The problem - Each line below should be quoted exactly, please.

Given records -
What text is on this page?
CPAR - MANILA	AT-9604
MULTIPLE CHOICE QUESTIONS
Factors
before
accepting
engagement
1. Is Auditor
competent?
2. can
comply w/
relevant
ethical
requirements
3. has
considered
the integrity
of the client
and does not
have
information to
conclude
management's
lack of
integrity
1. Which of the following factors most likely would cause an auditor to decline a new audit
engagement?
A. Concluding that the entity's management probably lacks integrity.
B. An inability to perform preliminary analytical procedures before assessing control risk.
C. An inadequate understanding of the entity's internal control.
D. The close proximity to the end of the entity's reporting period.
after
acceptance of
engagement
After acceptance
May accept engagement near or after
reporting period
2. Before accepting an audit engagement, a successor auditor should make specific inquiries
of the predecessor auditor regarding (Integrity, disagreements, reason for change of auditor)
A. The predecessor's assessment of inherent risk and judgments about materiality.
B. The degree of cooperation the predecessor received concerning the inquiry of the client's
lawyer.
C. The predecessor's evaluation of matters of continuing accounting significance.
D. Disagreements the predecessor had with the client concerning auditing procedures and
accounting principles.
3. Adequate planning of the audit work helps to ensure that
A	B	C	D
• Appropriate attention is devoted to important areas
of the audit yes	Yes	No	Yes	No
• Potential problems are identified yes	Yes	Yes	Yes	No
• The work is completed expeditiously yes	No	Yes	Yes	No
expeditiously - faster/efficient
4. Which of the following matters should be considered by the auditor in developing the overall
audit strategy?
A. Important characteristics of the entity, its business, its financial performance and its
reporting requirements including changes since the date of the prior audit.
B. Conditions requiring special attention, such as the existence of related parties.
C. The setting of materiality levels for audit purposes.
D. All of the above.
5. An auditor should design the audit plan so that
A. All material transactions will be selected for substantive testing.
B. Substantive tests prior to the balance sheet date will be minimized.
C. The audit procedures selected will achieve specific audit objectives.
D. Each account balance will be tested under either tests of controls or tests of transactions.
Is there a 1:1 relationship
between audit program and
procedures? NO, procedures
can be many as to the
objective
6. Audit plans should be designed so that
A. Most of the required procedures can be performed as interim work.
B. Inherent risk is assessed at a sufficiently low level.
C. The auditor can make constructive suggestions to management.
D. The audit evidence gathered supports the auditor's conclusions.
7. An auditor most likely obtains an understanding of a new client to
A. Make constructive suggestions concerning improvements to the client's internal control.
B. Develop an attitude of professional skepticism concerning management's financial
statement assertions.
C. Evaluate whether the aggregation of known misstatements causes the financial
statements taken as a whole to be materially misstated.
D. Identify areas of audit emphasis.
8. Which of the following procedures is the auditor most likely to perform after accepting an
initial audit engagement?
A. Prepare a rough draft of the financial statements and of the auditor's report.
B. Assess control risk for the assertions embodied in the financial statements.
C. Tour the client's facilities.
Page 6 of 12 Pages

Expected output -
What text is on this page?
CPAR - MANILA	AT-9604
MULTIPLE CHOICE QUESTIONS
Factors
before
accepting
engagement
1. Is Auditor
competent?
2. can
comply w/
relevant
ethical
requirements
3. has
considered
the integrity
of the client
and does not
have
information to
conclude
management's
lack of
integrity
1. Which of the following factors most likely would cause an auditor to decline a new audit
engagement?
A. Concluding that the entity's management probably lacks integrity.
B. An inability to perform preliminary analytical procedures before assessing control risk.
C. An inadequate understanding of the entity's internal control.
D. The close proximity to the end of the entity's reporting period.
after
acceptance of
engagement
After acceptance
May accept engagement near or after
reporting period
2. Before accepting an audit engagement, a successor auditor should make specific inquiries
of the predecessor auditor regarding (Integrity, disagreements, reason for change of auditor)
A. The predecessor's assessment of inherent risk and judgments about materiality.
B. The degree of cooperation the predecessor received concerning the inquiry of the client's
lawyer.
C. The predecessor's evaluation of matters of continuing accounting significance.
D. Disagreements the predecessor had with the client concerning auditing procedures and
accounting principles.
3. Adequate planning of the audit work helps to ensure that
A	B	C	D
• Appropriate attention is devoted to important areas
of the audit yes	Yes	No	Yes	No
• Potential problems are identified yes	Yes	Yes	Yes	No
• The work is completed expeditiously yes	No	Yes	Yes	No
expeditiously - faster/efficient
4. Which of the following matters should be considered by the auditor in developing the overall
audit strategy?
A. Important characteristics of the entity, its business, its financial performance and its
reporting requirements including changes since the date of the prior audit.
B. Conditions requiring special attention, such as the existence of related parties.
C. The setting of materiality levels for audit purposes.
D. All of the above.
5. An auditor should design the audit plan so that
A. All material transactions will be selected for substantive testing.
B. Substantive tests prior to the balance sheet date will be minimized.
C. The audit procedures selected will achieve specific audit objectives.
D. Each account balance will be tested under either tests of controls or tests of transactions.
Is there a 1:1 relationship
between audit program and
procedures? NO, procedures
can be many as to the
objective
6. Audit plans should be designed so that
A. Most of the required procedures can be performed as interim work.
B. Inherent risk is assessed at a sufficiently low level.
C. The auditor can make constructive suggestions to management.
D. The audit evidence gathered supports the auditor's conclusions.
7. An auditor most likely obtains an understanding of a new client to
A. Make constructive suggestions concerning improvements to the client's internal control.
B. Develop an attitude of professional skepticism concerning management's financial
statement assertions.
C. Evaluate whether the aggregation of known misstatements causes the financial
statements taken as a whole to be materially misstated.
D. Identify areas of audit emphasis.
8. Which of the following procedures is the auditor most likely to perform after accepting an
initial audit engagement?
A. Prepare a rough draft of the financial statements and of the auditor's report.
B. Assess control risk for the assertions embodied in the financial statements.
C. Tour the client's facilities.
Page 6 of 12 Pages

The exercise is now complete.